From 2011 to 2013, Harrell served as legislative director for Rep. Paul Gosar (R-AZ), who introduced the ClearPath CEO as a hearing witness.

“We need to innovate on batteries and energy storage that use Earth-abundant resources, because in the end, there’s a wide variety of defense applications that are going to need these critical minerals,” Harrell said.

Processing, refining, manufacturing

While China controls approximately 60% of global production of critical minerals, it also controls “90% of processing and 75% of manufacturing” for those minerals, Rep. Pete Stauber (R-MN), the subcommittee’s chair, said in his opening statement.

Rep. Jared Huffman (D-CA) expanded on the chair’s remarks later in the hearing.

“Let’s say we had every mineral that we wanted. Mining in America doesn’t mean that these minerals stay here,” Huffman said.

The California Democrat referenced Resolution Copper, a proposed mine in Arizona, as an example. Two “multinational, multibillion dollar conglomerates,” Rio Tinto and BHP, own the proposed mining project. Huffman alleged Rio Tinto’s largest shareholder is a Chinese state-owned company.

“Resolution Copper has not committed to keeping the copper in the U.S. Most of what BHP and Rio Tinto mines ends up in China for processing,” he said.

Rep. Mike Collins (R-GA) also pointed to the gap between domestic mining and international processing and remarked that the U.S. could be its “own worst enemy” in a lot of ways.

“The majority of our critical minerals are processed by China,” Collins said. “Why? Because we’re down to three smelters here in the United States and we had to send over 80% of what we do process in the United States to China so that they can process it and send it back here from what we are mining.”

Partnership with allies

Despite the meeting’s advertised focus on domestic mining, viewing the approach as the sole solution to ensuring U.S. mineral security would be a folly, Rep. Seth Magaziner (D-RI) told hearing attendees.

“The fact remains that the vast majority of reserves of critical minerals lie outside the United States, and no amount of domestic mining can change that,” Magaziner said.

Magaziner’s comments echoed points made in the written testimony from witness Morgan Bazilian, professor and director of the Payne Institute for Public Policy at Colorado School of Mines.

----------------------------------------

▶ [Assigned task 1] In the critical minerals hearing article, how many smelters does Rep. Mike Collins say are left in the United States?
▶ [Assigned task 2] Continue the critical minerals hearing article from its final sentence.

----------------------------------------

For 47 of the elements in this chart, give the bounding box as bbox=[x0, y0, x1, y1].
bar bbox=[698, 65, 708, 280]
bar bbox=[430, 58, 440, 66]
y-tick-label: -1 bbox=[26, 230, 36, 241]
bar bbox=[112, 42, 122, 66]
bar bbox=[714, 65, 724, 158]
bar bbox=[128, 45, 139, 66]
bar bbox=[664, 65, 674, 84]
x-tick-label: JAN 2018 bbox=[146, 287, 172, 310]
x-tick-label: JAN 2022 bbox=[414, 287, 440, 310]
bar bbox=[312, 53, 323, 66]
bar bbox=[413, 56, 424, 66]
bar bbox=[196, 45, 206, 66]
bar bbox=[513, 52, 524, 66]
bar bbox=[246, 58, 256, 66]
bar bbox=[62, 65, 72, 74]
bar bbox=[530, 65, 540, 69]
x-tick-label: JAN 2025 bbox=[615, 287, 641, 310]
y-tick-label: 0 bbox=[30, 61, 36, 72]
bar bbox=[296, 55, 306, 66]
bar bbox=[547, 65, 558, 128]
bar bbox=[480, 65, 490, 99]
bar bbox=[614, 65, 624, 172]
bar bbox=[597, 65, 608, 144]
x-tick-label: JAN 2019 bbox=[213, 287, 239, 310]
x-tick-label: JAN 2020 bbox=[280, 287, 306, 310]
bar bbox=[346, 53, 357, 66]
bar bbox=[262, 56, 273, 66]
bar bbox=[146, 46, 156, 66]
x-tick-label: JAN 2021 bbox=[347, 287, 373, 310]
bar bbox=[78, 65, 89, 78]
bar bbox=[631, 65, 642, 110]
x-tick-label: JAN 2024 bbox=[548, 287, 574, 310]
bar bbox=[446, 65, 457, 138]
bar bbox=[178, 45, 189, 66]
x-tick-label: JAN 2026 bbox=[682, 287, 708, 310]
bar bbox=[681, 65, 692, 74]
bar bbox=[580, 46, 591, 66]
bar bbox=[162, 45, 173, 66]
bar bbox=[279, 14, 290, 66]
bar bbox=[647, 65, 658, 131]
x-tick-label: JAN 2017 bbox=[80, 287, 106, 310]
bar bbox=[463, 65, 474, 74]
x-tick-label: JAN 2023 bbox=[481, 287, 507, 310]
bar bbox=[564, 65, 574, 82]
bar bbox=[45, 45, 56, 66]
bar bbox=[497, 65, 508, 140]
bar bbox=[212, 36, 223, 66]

----------------------------------------

▶ [Output 1] Three.

▶ [Output 2]
“We certainly need to develop our own mines and refineries -- but working with allies will be indispensable to success in creating robust, secure and resilient supply chains,” Bazilian wrote.

The critical minerals that have become vital to the U.S. supply chain and domestic manufacturing efforts appear in most abundance outside the U.S. -- in Central Asia and Africa, Rep. Melanie Stansbury (D-NM) told colleagues and witnesses.

“And so, to that point, which I think Mr. Magaziner was touching on,” Stansbury said, “we will have to continue to engage in international relationships. Europe is also very much struggling with these issues, especially since China has been stockpiling minerals that are not only on the Asian continent but also using their diplomatic pressures to buy up mines throughout the world and to create partnerships.”

Urgency of critical minerals

The United States relies largely on Chinese imports for its supply of critical minerals, but that is not where the concern ends.

The very definition of critical minerals, per Title 30 of the U.S. Code, Section 1606, requires that the mineral commodity must be considered essential to the national or economic security of the United States, its supply chain must be “vulnerable to disruption” and it must be essential to the manufacturing of a product -- “the absence of which would have significant consequences” for U.S. national or economic security.

Critical minerals have been increasingly subject to Chinese export bans and restrictions, the latest of which came early last week.

The Chinese Commerce Ministry announced last Tuesday that it would restrict the exports of five metals used in the defense and technology sectors -- tungsten, tellurium, bismuth, molybdenum and indium -- and certain metallic compounds including those minerals.

The export restrictions came after a 10% tariff hike mandated by an executive order from President Trump took effect.